==== EXERCISE MATERIALS

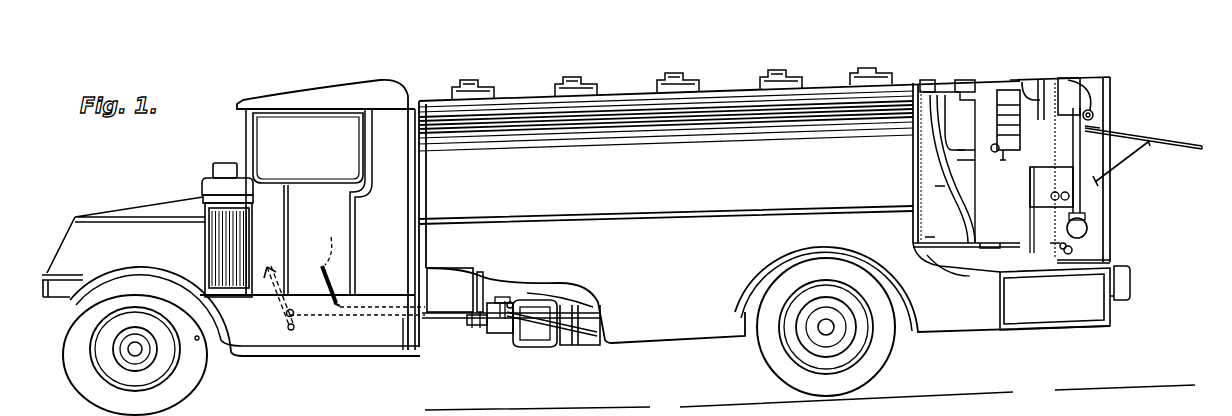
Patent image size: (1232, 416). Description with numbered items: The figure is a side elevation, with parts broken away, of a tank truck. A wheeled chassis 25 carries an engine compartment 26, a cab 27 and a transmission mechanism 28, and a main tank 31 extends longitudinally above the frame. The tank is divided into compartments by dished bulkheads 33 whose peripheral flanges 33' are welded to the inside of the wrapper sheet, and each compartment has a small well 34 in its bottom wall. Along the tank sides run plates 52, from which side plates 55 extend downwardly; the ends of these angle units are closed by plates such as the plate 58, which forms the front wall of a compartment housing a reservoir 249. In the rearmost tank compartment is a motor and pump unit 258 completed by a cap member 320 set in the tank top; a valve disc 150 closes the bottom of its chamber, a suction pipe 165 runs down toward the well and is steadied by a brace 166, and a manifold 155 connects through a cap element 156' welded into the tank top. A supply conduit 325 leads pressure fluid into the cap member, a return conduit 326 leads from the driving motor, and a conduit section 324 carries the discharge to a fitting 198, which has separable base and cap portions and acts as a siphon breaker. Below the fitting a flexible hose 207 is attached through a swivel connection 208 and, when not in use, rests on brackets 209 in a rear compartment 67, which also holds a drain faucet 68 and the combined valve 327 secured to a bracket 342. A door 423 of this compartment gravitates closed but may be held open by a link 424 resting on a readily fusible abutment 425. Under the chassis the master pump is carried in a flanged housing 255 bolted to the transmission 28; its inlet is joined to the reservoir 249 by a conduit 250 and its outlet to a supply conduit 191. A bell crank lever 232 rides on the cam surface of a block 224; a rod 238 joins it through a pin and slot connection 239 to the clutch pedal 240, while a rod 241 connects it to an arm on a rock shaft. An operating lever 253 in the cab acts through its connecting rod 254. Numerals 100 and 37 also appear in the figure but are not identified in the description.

The engine compartment 26 is at (83, 218).
The cab 27 is at (376, 133).
The wheeled chassis 25 is at (365, 340).
The operating lever 253 is at (321, 264).
The pin and slot connection 239 is at (292, 310).
The clutch pedal 240 is at (282, 313).
The connecting rod 254 is at (367, 303).
The rod 238 is at (403, 320).
The plate 52 is at (645, 208).
The main tank 31 is at (610, 117).
The side plate 55 is at (680, 318).
The reservoir 249 is at (447, 277).
The supply conduit 191 is at (487, 283).
The end plate 58 is at (432, 325).
The conduit 250 is at (470, 327).
The cam block 224 is at (495, 335).
The bell crank lever 232 is at (507, 300).
The rod 241 is at (560, 320).
The flanged housing 255 is at (520, 347).
The transmission mechanism 28 is at (565, 346).
The compartment 67 is at (1107, 96).
The valve disc 150 is at (948, 118).
The suction pipe 165 is at (957, 150).
The brace 166 is at (957, 160).
The dished bulkhead 33 is at (956, 184).
The peripheral flange 33' is at (977, 252).
The cap element 156' is at (926, 72).
The manifold 155 is at (968, 80).
The tank top 100 is at (868, 75).
The cap member 320 is at (995, 120).
The pump unit 258 is at (995, 135).
The return conduit 326 is at (1025, 80).
The conduit section 324 is at (1040, 78).
The supply conduit 325 is at (1060, 80).
The fitting 198 is at (1078, 82).
The bracket 209 is at (1092, 126).
The combined valve 327 is at (1100, 127).
The door 423 is at (1180, 140).
The link 424 is at (1148, 148).
The fusible abutment 425 is at (1098, 182).
The flexible hose 207 is at (1086, 197).
The swivel connection 208 is at (1086, 228).
The bracket 342 is at (1040, 187).
The well 34 is at (985, 242).
The drain faucet 68 is at (1105, 250).
The ground 37 is at (810, 400).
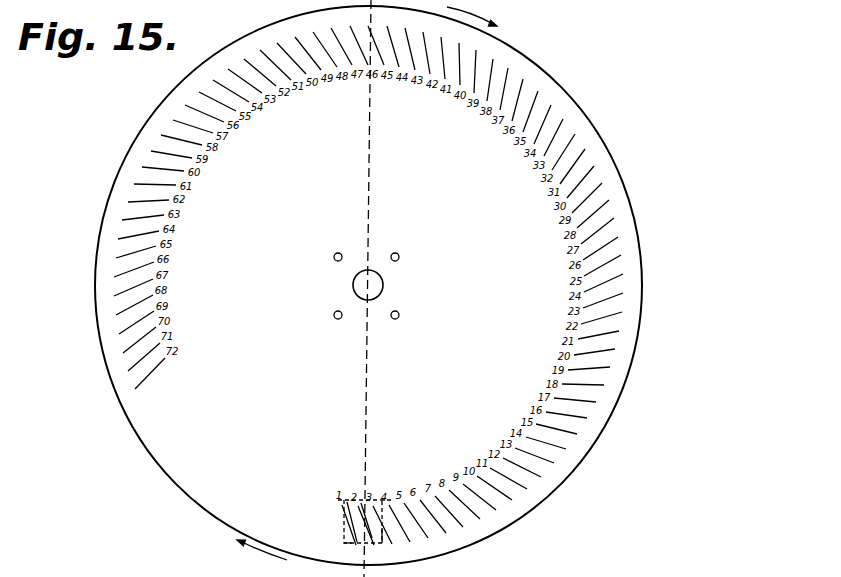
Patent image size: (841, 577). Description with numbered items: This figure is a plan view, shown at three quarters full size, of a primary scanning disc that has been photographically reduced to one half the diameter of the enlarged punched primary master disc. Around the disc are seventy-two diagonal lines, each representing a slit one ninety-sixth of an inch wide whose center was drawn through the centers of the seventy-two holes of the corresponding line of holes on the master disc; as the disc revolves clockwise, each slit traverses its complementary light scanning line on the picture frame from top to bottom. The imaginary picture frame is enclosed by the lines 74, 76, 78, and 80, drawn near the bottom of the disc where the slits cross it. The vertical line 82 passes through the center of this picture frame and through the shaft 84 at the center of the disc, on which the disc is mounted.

The picture frame line 74 is at (344, 517).
The picture frame line 76 is at (384, 536).
The picture frame line 78 is at (360, 500).
The picture frame line 80 is at (345, 543).
The vertical line 82 is at (368, 387).
The shaft 84 is at (354, 287).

========

### THE TASK
Rewrite every line of the records above as one numbered list, dropping the blank lines and the picture markers.

### EXERCISE SOLUTION
1. Patent image size: (1232, 416). Description with numbered items: The figure is a side elevation, with parts broken away, of a tank truck. A wheeled chassis 25 carries an engine compartment 26, a cab 27 and a transmission mechanism 28, and a main tank 31 extends longitudinally above the frame. The tank is divided into compartments by dished bulkheads 33 whose peripheral flanges 33' are welded to the inside of the wrapper sheet, and each compartment has a small well 34 in its bottom wall. Along the tank sides run plates 52, from which side plates 55 extend downwardly; the ends of these angle units are closed by plates such as the plate 58, which forms the front wall of a compartment housing a reservoir 249. In the rearmost tank compartment is a motor and pump unit 258 completed by a cap member 320 set in the tank top; a valve disc 150 closes the bottom of its chamber, a suction pipe 165 runs down toward the well and is steadied by a brace 166, and a manifold 155 connects through a cap element 156' welded into the tank top. A supply conduit 325 leads pressure fluid into the cap member, a return conduit 326 leads from the driving motor, and a conduit section 324 carries the discharge to a fitting 198, which has separable base and cap portions and acts as a siphon breaker. Below the fitting a flexible hose 207 is attached through a swivel connection 208 and, when not in use, rests on brackets 209 in a rear compartment 67, which also holds a drain faucet 68 and the combined valve 327 secured to a bracket 342. A door 423 of this compartment gravitates closed but may be held open by a link 424 resting on a readily fusible abutment 425. Under the chassis the master pump is carried in a flanged housing 255 bolted to the transmission 28; its inlet is joined to the reservoir 249 by a conduit 250 and its outlet to a supply conduit 191. A bell crank lever 232 rides on the cam surface of a block 224; a rod 238 joins it through a pin and slot connection 239 to the clutch pedal 240, while a rod 241 connects it to an arm on a rock shaft. An operating lever 253 in the cab acts through its connecting rod 254. Numerals 100 and 37 also appear in the figure but are not identified in the description.
2. The engine compartment 26 is at (83, 218).
3. The cab 27 is at (376, 133).
4. The wheeled chassis 25 is at (365, 340).
5. The operating lever 253 is at (321, 264).
6. The pin and slot connection 239 is at (292, 310).
7. The clutch pedal 240 is at (282, 313).
8. The connecting rod 254 is at (367, 303).
9. The rod 238 is at (403, 320).
10. The plate 52 is at (645, 208).
11. The main tank 31 is at (610, 117).
12. The side plate 55 is at (680, 318).
13. The reservoir 249 is at (447, 277).
14. The supply conduit 191 is at (487, 283).
15. The end plate 58 is at (432, 325).
16. The conduit 250 is at (470, 327).
17. The cam block 224 is at (495, 335).
18. The bell crank lever 232 is at (507, 300).
19. The rod 241 is at (560, 320).
20. The flanged housing 255 is at (520, 347).
21. The transmission mechanism 28 is at (565, 346).
22. The compartment 67 is at (1107, 96).
23. The valve disc 150 is at (948, 118).
24. The suction pipe 165 is at (957, 150).
25. The brace 166 is at (957, 160).
26. The dished bulkhead 33 is at (956, 184).
27. The peripheral flange 33' is at (977, 252).
28. The cap element 156' is at (926, 72).
29. The manifold 155 is at (968, 80).
30. The tank top 100 is at (868, 75).
31. The cap member 320 is at (995, 120).
32. The pump unit 258 is at (995, 135).
33. The return conduit 326 is at (1025, 80).
34. The conduit section 324 is at (1040, 78).
35. The supply conduit 325 is at (1060, 80).
36. The fitting 198 is at (1078, 82).
37. The bracket 209 is at (1092, 126).
38. The combined valve 327 is at (1100, 127).
39. The door 423 is at (1180, 140).
40. The link 424 is at (1148, 148).
41. The fusible abutment 425 is at (1098, 182).
42. The flexible hose 207 is at (1086, 197).
43. The swivel connection 208 is at (1086, 228).
44. The bracket 342 is at (1040, 187).
45. The well 34 is at (985, 242).
46. The drain faucet 68 is at (1105, 250).
47. The ground 37 is at (810, 400).
48. Patent image size: (841, 577). Description with numbered items: This figure is a plan view, shown at three quarters full size, of a primary scanning disc that has been photographically reduced to one half the diameter of the enlarged punched primary master disc. Around the disc are seventy-two diagonal lines, each representing a slit one ninety-sixth of an inch wide whose center was drawn through the centers of the seventy-two holes of the corresponding line of holes on the master disc; as the disc revolves clockwise, each slit traverses its complementary light scanning line on the picture frame from top to bottom. The imaginary picture frame is enclosed by the lines 74, 76, 78, and 80, drawn near the bottom of the disc where the slits cross it. The vertical line 82 passes through the center of this picture frame and through the shaft 84 at the center of the disc, on which the disc is mounted.
49. The picture frame line 74 is at (344, 517).
50. The picture frame line 76 is at (384, 536).
51. The picture frame line 78 is at (360, 500).
52. The picture frame line 80 is at (345, 543).
53. The vertical line 82 is at (368, 387).
54. The shaft 84 is at (354, 287).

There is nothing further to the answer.